== Data for the task

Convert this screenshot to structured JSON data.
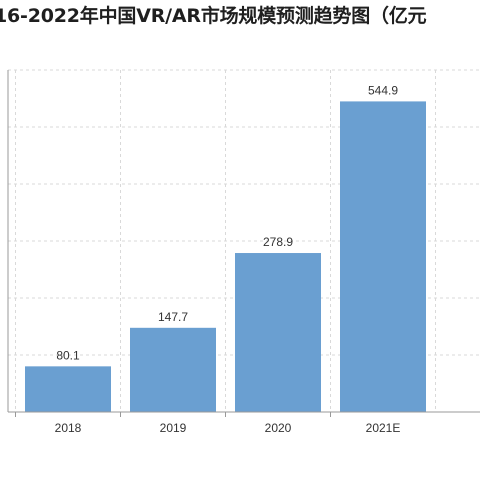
{
  "chart_data": {
    "type": "bar",
    "title": "16-2022年中国VR/AR市场规模预测趋势图（亿元",
    "categories": [
      "2018",
      "2019",
      "2020",
      "2021E"
    ],
    "values": [
      80.1,
      147.7,
      278.9,
      544.9
    ],
    "value_labels": [
      "80.1",
      "147.7",
      "278.9",
      "544.9"
    ],
    "xlabel": "",
    "ylabel": "",
    "ylim": [
      0,
      600
    ],
    "grid": true,
    "bar_color": "#6a9fd1",
    "grid_color": "#d9d9d9",
    "axis_color": "#999999"
  }
}
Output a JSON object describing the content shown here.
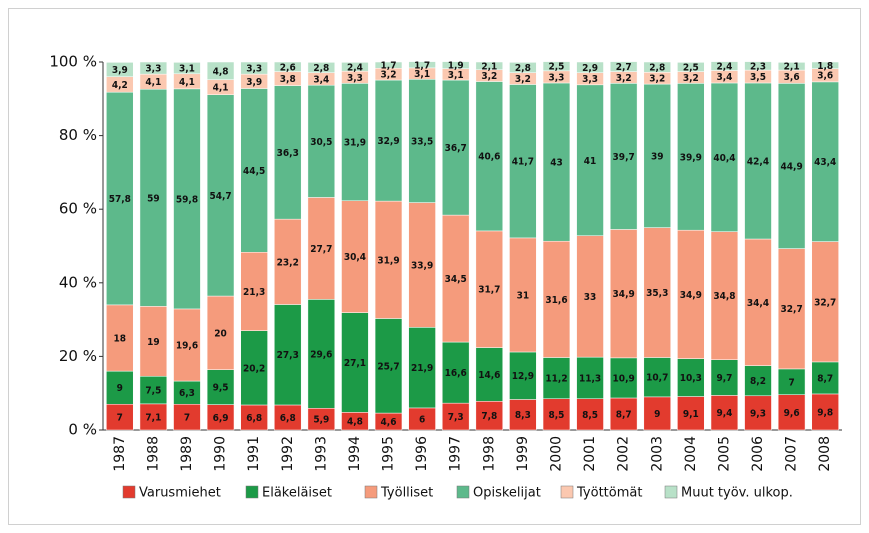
{
  "chart_data": {
    "type": "stacked_bar",
    "categories": [
      "1987",
      "1988",
      "1989",
      "1990",
      "1991",
      "1992",
      "1993",
      "1994",
      "1995",
      "1996",
      "1997",
      "1998",
      "1999",
      "2000",
      "2001",
      "2002",
      "2003",
      "2004",
      "2005",
      "2006",
      "2007",
      "2008"
    ],
    "series": [
      {
        "name": "Varusmiehet",
        "color": "#e23b2e",
        "values": [
          7,
          7.1,
          7,
          6.9,
          6.8,
          6.8,
          5.9,
          4.8,
          4.6,
          6,
          7.3,
          7.8,
          8.3,
          8.5,
          8.5,
          8.7,
          9,
          9.1,
          9.4,
          9.3,
          9.6,
          9.8
        ],
        "value_labels": [
          "7",
          "7,1",
          "7",
          "6,9",
          "6,8",
          "6,8",
          "5,9",
          "4,8",
          "4,6",
          "6",
          "7,3",
          "7,8",
          "8,3",
          "8,5",
          "8,5",
          "8,7",
          "9",
          "9,1",
          "9,4",
          "9,3",
          "9,6",
          "9,8"
        ]
      },
      {
        "name": "Eläkeläiset",
        "color": "#1c9a47",
        "values": [
          9,
          7.5,
          6.3,
          9.5,
          20.2,
          27.3,
          29.6,
          27.1,
          25.7,
          21.9,
          16.6,
          14.6,
          12.9,
          11.2,
          11.3,
          10.9,
          10.7,
          10.3,
          9.7,
          8.2,
          7,
          8.7
        ],
        "value_labels": [
          "9",
          "7,5",
          "6,3",
          "9,5",
          "20,2",
          "27,3",
          "29,6",
          "27,1",
          "25,7",
          "21,9",
          "16,6",
          "14,6",
          "12,9",
          "11,2",
          "11,3",
          "10,9",
          "10,7",
          "10,3",
          "9,7",
          "8,2",
          "7",
          "8,7"
        ]
      },
      {
        "name": "Työlliset",
        "color": "#f59b7c",
        "values": [
          18,
          19,
          19.6,
          20,
          21.3,
          23.2,
          27.7,
          30.4,
          31.9,
          33.9,
          34.5,
          31.7,
          31,
          31.6,
          33,
          34.9,
          35.3,
          34.9,
          34.8,
          34.4,
          32.7,
          32.7
        ],
        "value_labels": [
          "18",
          "19",
          "19,6",
          "20",
          "21,3",
          "23,2",
          "27,7",
          "30,4",
          "31,9",
          "33,9",
          "34,5",
          "31,7",
          "31",
          "31,6",
          "33",
          "34,9",
          "35,3",
          "34,9",
          "34,8",
          "34,4",
          "32,7",
          "32,7"
        ]
      },
      {
        "name": "Opiskelijat",
        "color": "#5db98b",
        "values": [
          57.8,
          59,
          59.8,
          54.7,
          44.5,
          36.3,
          30.5,
          31.9,
          32.9,
          33.5,
          36.7,
          40.6,
          41.7,
          43,
          41,
          39.7,
          39,
          39.9,
          40.4,
          42.4,
          44.9,
          43.4
        ],
        "value_labels": [
          "57,8",
          "59",
          "59,8",
          "54,7",
          "44,5",
          "36,3",
          "30,5",
          "31,9",
          "32,9",
          "33,5",
          "36,7",
          "40,6",
          "41,7",
          "43",
          "41",
          "39,7",
          "39",
          "39,9",
          "40,4",
          "42,4",
          "44,9",
          "43,4"
        ]
      },
      {
        "name": "Työttömät",
        "color": "#fbc8b0",
        "values": [
          4.2,
          4.1,
          4.1,
          4.1,
          3.9,
          3.8,
          3.4,
          3.3,
          3.2,
          3.1,
          3.1,
          3.2,
          3.2,
          3.3,
          3.3,
          3.2,
          3.2,
          3.2,
          3.4,
          3.5,
          3.6,
          3.6
        ],
        "value_labels": [
          "4,2",
          "4,1",
          "4,1",
          "4,1",
          "3,9",
          "3,8",
          "3,4",
          "3,3",
          "3,2",
          "3,1",
          "3,1",
          "3,2",
          "3,2",
          "3,3",
          "3,3",
          "3,2",
          "3,2",
          "3,2",
          "3,4",
          "3,5",
          "3,6",
          "3,6"
        ]
      },
      {
        "name": "Muut työv. ulkop.",
        "color": "#b8e1c8",
        "values": [
          3.9,
          3.3,
          3.1,
          4.8,
          3.3,
          2.6,
          2.8,
          2.4,
          1.7,
          1.7,
          1.9,
          2.1,
          2.8,
          2.5,
          2.9,
          2.7,
          2.8,
          2.5,
          2.4,
          2.3,
          2.1,
          1.8
        ],
        "value_labels": [
          "3,9",
          "3,3",
          "3,1",
          "4,8",
          "3,3",
          "2,6",
          "2,8",
          "2,4",
          "1,7",
          "1,7",
          "1,9",
          "2,1",
          "2,8",
          "2,5",
          "2,9",
          "2,7",
          "2,8",
          "2,5",
          "2,4",
          "2,3",
          "2,1",
          "1,8"
        ]
      }
    ],
    "ylim": [
      0,
      100
    ],
    "yticks": [
      {
        "value": 0,
        "label": "0 %"
      },
      {
        "value": 20,
        "label": "20 %"
      },
      {
        "value": 40,
        "label": "40 %"
      },
      {
        "value": 60,
        "label": "60 %"
      },
      {
        "value": 80,
        "label": "80 %"
      },
      {
        "value": 100,
        "label": "100 %"
      }
    ]
  }
}
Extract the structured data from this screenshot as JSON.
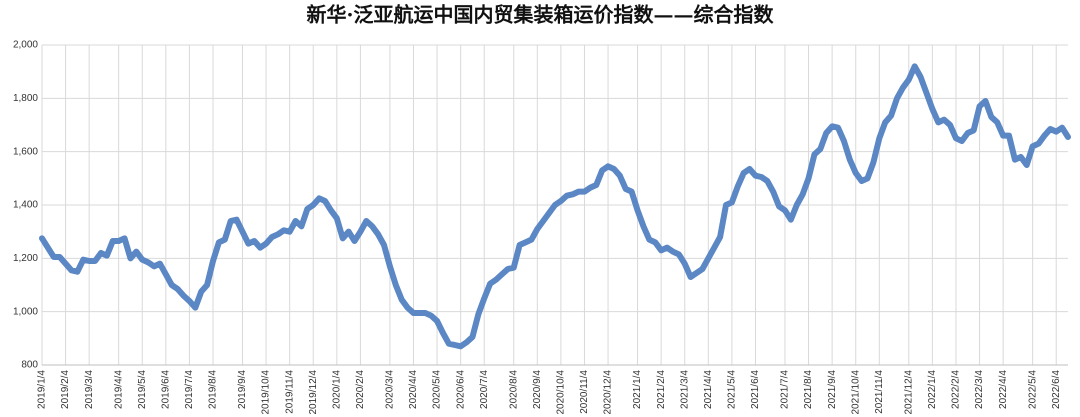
{
  "chart_data": {
    "type": "line",
    "title": "新华·泛亚航运中国内贸集装箱运价指数——综合指数",
    "categories": [
      "2019/1/4",
      null,
      null,
      null,
      "2019/2/4",
      null,
      null,
      null,
      "2019/3/4",
      null,
      null,
      null,
      null,
      "2019/4/4",
      null,
      null,
      null,
      "2019/5/4",
      null,
      null,
      null,
      "2019/6/4",
      null,
      null,
      null,
      "2019/7/4",
      null,
      null,
      null,
      "2019/8/4",
      null,
      null,
      null,
      null,
      "2019/9/4",
      null,
      null,
      null,
      "2019/10/4",
      null,
      null,
      null,
      "2019/11/4",
      null,
      null,
      null,
      "2019/12/4",
      null,
      null,
      null,
      "2020/1/4",
      null,
      null,
      null,
      "2020/2/4",
      null,
      null,
      null,
      null,
      "2020/3/4",
      null,
      null,
      null,
      "2020/4/4",
      null,
      null,
      null,
      "2020/5/4",
      null,
      null,
      null,
      "2020/6/4",
      null,
      null,
      null,
      "2020/7/4",
      null,
      null,
      null,
      null,
      "2020/8/4",
      null,
      null,
      null,
      "2020/9/4",
      null,
      null,
      null,
      "2020/10/4",
      null,
      null,
      null,
      "2020/11/4",
      null,
      null,
      null,
      "2020/12/4",
      null,
      null,
      null,
      null,
      "2021/1/4",
      null,
      null,
      null,
      "2021/2/4",
      null,
      null,
      null,
      "2021/3/4",
      null,
      null,
      null,
      "2021/4/4",
      null,
      null,
      null,
      "2021/5/4",
      null,
      null,
      null,
      "2021/6/4",
      null,
      null,
      null,
      null,
      "2021/7/4",
      null,
      null,
      null,
      "2021/8/4",
      null,
      null,
      null,
      "2021/9/4",
      null,
      null,
      null,
      "2021/10/4",
      null,
      null,
      null,
      "2021/11/4",
      null,
      null,
      null,
      null,
      "2021/12/4",
      null,
      null,
      null,
      "2022/1/4",
      null,
      null,
      null,
      "2022/2/4",
      null,
      null,
      null,
      "2022/3/4",
      null,
      null,
      null,
      "2022/4/4",
      null,
      null,
      null,
      null,
      "2022/5/4",
      null,
      null,
      null,
      "2022/6/4",
      null,
      null
    ],
    "series": [
      {
        "color": "#5b87c5",
        "values": [
          1275,
          1240,
          1205,
          1205,
          1180,
          1155,
          1150,
          1195,
          1190,
          1190,
          1220,
          1210,
          1265,
          1265,
          1275,
          1200,
          1225,
          1195,
          1185,
          1170,
          1180,
          1140,
          1100,
          1085,
          1060,
          1040,
          1015,
          1075,
          1100,
          1190,
          1260,
          1270,
          1340,
          1345,
          1300,
          1255,
          1265,
          1240,
          1255,
          1280,
          1290,
          1305,
          1300,
          1340,
          1320,
          1385,
          1400,
          1425,
          1415,
          1380,
          1350,
          1275,
          1300,
          1265,
          1300,
          1340,
          1320,
          1290,
          1250,
          1170,
          1100,
          1045,
          1015,
          995,
          995,
          995,
          985,
          965,
          920,
          880,
          875,
          870,
          885,
          905,
          990,
          1050,
          1105,
          1120,
          1140,
          1160,
          1165,
          1250,
          1260,
          1270,
          1310,
          1340,
          1370,
          1400,
          1415,
          1435,
          1440,
          1450,
          1450,
          1465,
          1475,
          1530,
          1545,
          1535,
          1510,
          1460,
          1450,
          1380,
          1320,
          1270,
          1260,
          1230,
          1240,
          1225,
          1215,
          1180,
          1130,
          1145,
          1160,
          1200,
          1240,
          1280,
          1400,
          1410,
          1470,
          1520,
          1535,
          1510,
          1505,
          1490,
          1450,
          1395,
          1380,
          1345,
          1400,
          1440,
          1500,
          1590,
          1610,
          1670,
          1695,
          1690,
          1640,
          1570,
          1520,
          1490,
          1500,
          1560,
          1650,
          1710,
          1735,
          1800,
          1840,
          1870,
          1920,
          1880,
          1820,
          1760,
          1710,
          1720,
          1700,
          1650,
          1640,
          1670,
          1680,
          1770,
          1790,
          1730,
          1710,
          1660,
          1660,
          1570,
          1580,
          1550,
          1620,
          1630,
          1660,
          1685,
          1675,
          1690,
          1655
        ]
      }
    ],
    "ylim": [
      800,
      2000
    ],
    "yticks": [
      800,
      {
        "value": 1000,
        "label": "1,000"
      },
      {
        "value": 1200,
        "label": "1,200"
      },
      {
        "value": 1400,
        "label": "1,400"
      },
      {
        "value": 1600,
        "label": "1,600"
      },
      {
        "value": 1800,
        "label": "1,800"
      },
      {
        "value": 2000,
        "label": "2,000"
      }
    ],
    "grid": true
  }
}
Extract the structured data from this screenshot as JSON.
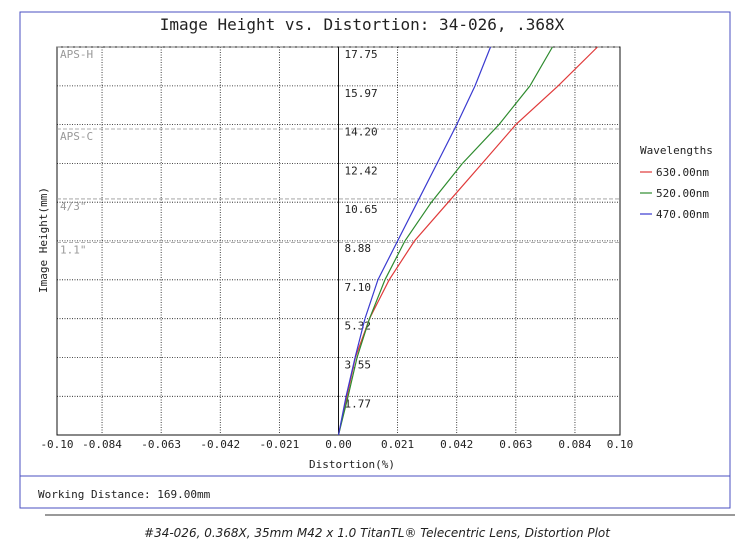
{
  "chart_data": {
    "type": "line",
    "title": "Image Height vs. Distortion: 34-026, .368X",
    "x_label": "Distortion(%)",
    "y_label": "Image Height(mm)",
    "xlim": [
      -0.1,
      0.1
    ],
    "xticks": [
      {
        "value": -0.1,
        "label": "-0.10"
      },
      -0.084,
      -0.063,
      -0.042,
      -0.021,
      {
        "value": 0,
        "label": "0.00"
      },
      0.021,
      0.042,
      0.063,
      0.084,
      {
        "value": 0.1,
        "label": "0.10"
      }
    ],
    "ylim": [
      0,
      17.75
    ],
    "yticks": [
      1.77,
      3.55,
      5.32,
      {
        "value": 7.1,
        "label": "7.10"
      },
      8.88,
      10.65,
      12.42,
      {
        "value": 14.2,
        "label": "14.20"
      },
      15.97,
      17.75
    ],
    "grid": true,
    "y": [
      0,
      1.77,
      3.55,
      5.32,
      7.1,
      8.88,
      10.65,
      12.42,
      14.2,
      15.97,
      17.75
    ],
    "series": [
      {
        "name": "630.00nm",
        "color": "#e03a3a",
        "x": [
          0,
          0.003,
          0.006,
          0.011,
          0.018,
          0.027,
          0.039,
          0.051,
          0.063,
          0.078,
          0.092
        ]
      },
      {
        "name": "520.00nm",
        "color": "#2e8b2e",
        "x": [
          0,
          0.0034,
          0.0066,
          0.011,
          0.0165,
          0.0236,
          0.033,
          0.044,
          0.057,
          0.068,
          0.076
        ]
      },
      {
        "name": "470.00nm",
        "color": "#3a3ad0",
        "x": [
          0,
          0.0027,
          0.0059,
          0.0094,
          0.014,
          0.021,
          0.028,
          0.035,
          0.042,
          0.0485,
          0.054
        ]
      }
    ],
    "legend_title": "Wavelengths",
    "sensor_lines": [
      {
        "label": "APS-H",
        "value": 17.75
      },
      {
        "label": "APS-C",
        "value": 14.0
      },
      {
        "label": "4/3\"",
        "value": 10.8
      },
      {
        "label": "1.1\"",
        "value": 8.8
      }
    ],
    "working_distance": "Working Distance: 169.00mm",
    "caption": "#34-026, 0.368X, 35mm M42 x 1.0 TitanTL® Telecentric Lens, Distortion Plot"
  }
}
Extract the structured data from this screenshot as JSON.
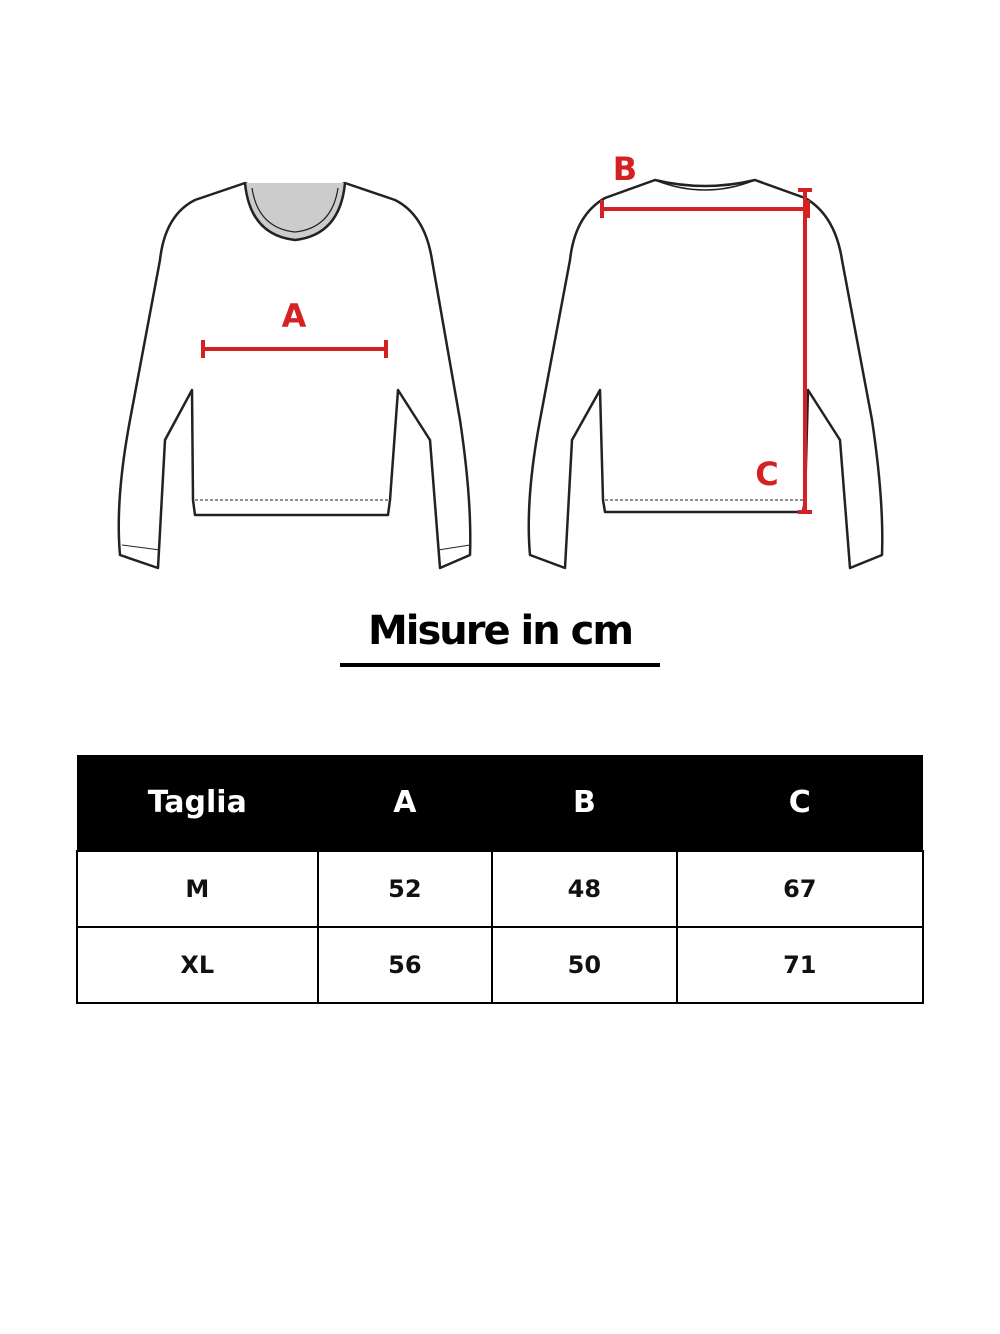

====

Across the records above, count the lines holding "Distortion" and reply with that number alone.

Worked solution: 3